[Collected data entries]
----

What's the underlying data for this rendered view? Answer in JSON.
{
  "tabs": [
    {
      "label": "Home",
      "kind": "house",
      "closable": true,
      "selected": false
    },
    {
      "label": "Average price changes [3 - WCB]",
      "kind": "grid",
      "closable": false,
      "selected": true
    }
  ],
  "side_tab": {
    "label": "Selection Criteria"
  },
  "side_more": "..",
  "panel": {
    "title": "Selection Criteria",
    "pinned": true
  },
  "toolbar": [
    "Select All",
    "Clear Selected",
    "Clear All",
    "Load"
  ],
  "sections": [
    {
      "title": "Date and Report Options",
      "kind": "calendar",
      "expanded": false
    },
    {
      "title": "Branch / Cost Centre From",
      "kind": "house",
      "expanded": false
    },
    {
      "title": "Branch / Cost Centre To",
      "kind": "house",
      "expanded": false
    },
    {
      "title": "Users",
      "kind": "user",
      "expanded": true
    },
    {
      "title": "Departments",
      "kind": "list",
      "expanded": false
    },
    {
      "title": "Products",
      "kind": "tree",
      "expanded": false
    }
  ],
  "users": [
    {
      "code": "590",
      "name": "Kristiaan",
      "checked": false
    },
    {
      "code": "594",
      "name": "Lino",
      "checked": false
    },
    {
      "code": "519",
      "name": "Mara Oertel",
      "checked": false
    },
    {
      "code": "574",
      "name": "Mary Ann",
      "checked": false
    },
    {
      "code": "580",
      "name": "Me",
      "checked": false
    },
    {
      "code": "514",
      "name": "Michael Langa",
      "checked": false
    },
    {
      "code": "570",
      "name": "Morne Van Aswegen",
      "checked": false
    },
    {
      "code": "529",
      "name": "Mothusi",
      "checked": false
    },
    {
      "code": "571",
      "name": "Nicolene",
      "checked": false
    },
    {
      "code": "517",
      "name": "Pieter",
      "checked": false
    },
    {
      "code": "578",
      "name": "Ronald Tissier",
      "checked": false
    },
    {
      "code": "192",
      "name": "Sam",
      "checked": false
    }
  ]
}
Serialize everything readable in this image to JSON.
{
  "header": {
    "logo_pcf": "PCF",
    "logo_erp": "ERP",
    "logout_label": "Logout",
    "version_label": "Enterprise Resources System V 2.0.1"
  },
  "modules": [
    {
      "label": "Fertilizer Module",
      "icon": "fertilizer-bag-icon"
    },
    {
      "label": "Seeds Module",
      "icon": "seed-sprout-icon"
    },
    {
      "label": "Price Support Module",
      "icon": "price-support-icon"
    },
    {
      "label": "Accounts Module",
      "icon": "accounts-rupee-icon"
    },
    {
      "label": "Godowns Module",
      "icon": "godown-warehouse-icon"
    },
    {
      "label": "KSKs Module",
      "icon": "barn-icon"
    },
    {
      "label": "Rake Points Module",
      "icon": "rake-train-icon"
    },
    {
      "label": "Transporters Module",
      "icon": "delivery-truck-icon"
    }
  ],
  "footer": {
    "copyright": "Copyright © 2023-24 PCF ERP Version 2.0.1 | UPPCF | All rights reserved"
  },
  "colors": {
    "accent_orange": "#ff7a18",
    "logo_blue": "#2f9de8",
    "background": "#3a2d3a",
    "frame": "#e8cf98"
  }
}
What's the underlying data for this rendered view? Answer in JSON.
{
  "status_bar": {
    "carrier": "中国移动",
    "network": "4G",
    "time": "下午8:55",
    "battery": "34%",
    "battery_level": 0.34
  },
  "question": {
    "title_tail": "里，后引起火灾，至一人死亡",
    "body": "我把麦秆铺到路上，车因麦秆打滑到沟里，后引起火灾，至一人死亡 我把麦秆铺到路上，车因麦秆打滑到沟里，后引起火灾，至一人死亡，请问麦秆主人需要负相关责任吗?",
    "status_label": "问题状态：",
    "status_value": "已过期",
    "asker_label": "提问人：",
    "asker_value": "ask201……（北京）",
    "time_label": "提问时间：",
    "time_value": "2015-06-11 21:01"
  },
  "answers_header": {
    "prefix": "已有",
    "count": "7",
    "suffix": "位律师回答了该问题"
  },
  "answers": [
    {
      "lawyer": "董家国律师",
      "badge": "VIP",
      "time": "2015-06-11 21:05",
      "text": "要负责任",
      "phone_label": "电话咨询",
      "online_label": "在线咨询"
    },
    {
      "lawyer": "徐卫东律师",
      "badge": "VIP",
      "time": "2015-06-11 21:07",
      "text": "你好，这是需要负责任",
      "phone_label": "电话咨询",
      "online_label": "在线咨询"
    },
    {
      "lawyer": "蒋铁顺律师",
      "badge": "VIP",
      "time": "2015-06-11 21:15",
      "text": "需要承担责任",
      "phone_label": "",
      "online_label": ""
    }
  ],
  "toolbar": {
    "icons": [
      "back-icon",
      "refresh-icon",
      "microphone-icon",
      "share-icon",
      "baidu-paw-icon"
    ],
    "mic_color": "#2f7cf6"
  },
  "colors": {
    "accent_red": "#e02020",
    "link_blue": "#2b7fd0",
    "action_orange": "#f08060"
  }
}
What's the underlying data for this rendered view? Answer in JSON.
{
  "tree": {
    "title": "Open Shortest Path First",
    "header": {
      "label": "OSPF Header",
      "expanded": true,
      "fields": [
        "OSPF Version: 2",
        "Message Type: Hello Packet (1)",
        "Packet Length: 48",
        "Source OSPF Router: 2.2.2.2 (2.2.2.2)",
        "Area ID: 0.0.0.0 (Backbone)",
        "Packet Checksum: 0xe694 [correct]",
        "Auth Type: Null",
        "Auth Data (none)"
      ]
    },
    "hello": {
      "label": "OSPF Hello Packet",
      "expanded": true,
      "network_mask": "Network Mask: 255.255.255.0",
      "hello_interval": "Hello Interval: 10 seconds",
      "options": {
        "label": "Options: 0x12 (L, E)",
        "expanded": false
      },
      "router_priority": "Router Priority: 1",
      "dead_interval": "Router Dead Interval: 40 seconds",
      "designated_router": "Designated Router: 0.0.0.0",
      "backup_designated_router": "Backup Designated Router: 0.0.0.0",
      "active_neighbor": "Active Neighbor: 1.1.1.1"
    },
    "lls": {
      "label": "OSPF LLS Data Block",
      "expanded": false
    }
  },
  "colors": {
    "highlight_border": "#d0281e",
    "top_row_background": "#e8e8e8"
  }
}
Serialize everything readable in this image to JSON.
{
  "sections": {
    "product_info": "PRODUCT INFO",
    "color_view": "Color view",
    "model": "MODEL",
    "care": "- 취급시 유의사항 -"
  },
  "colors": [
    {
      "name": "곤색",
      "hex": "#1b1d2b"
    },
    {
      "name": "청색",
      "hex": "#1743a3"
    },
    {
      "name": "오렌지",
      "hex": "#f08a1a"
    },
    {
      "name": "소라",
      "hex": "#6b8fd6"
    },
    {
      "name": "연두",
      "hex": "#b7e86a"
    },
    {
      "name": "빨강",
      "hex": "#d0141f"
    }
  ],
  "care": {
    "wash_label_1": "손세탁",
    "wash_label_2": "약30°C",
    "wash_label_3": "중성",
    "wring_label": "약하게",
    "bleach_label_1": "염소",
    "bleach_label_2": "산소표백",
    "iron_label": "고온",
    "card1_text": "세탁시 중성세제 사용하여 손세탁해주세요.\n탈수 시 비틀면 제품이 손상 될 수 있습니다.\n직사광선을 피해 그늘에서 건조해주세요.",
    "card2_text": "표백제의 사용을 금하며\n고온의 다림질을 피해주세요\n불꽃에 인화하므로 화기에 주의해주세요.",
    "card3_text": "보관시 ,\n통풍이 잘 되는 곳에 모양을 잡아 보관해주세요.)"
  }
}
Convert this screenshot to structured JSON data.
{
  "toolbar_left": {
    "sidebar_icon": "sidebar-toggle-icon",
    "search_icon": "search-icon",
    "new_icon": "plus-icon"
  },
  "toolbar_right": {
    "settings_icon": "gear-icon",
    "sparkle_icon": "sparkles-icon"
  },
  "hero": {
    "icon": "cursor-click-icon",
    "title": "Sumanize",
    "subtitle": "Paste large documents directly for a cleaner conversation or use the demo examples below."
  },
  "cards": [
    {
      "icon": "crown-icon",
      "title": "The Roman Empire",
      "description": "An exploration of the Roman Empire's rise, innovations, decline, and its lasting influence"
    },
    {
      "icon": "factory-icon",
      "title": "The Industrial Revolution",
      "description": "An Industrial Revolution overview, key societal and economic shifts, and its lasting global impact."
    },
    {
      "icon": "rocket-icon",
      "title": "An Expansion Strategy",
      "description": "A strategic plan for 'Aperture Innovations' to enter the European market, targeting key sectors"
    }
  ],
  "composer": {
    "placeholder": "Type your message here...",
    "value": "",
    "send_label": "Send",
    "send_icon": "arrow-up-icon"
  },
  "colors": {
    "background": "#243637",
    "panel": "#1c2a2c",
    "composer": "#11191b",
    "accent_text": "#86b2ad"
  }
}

----

> What you are asked to do: Only lines with the string "至一人死亡" belong in your answer; copy each one.

> Response below:
    "title_tail": "里，后引起火灾，至一人死亡",
    "body": "我把麦秆铺到路上，车因麦秆打滑到沟里，后引起火灾，至一人死亡 我把麦秆铺到路上，车因麦秆打滑到沟里，后引起火灾，至一人死亡，请问麦秆主人需要负相关责任吗?",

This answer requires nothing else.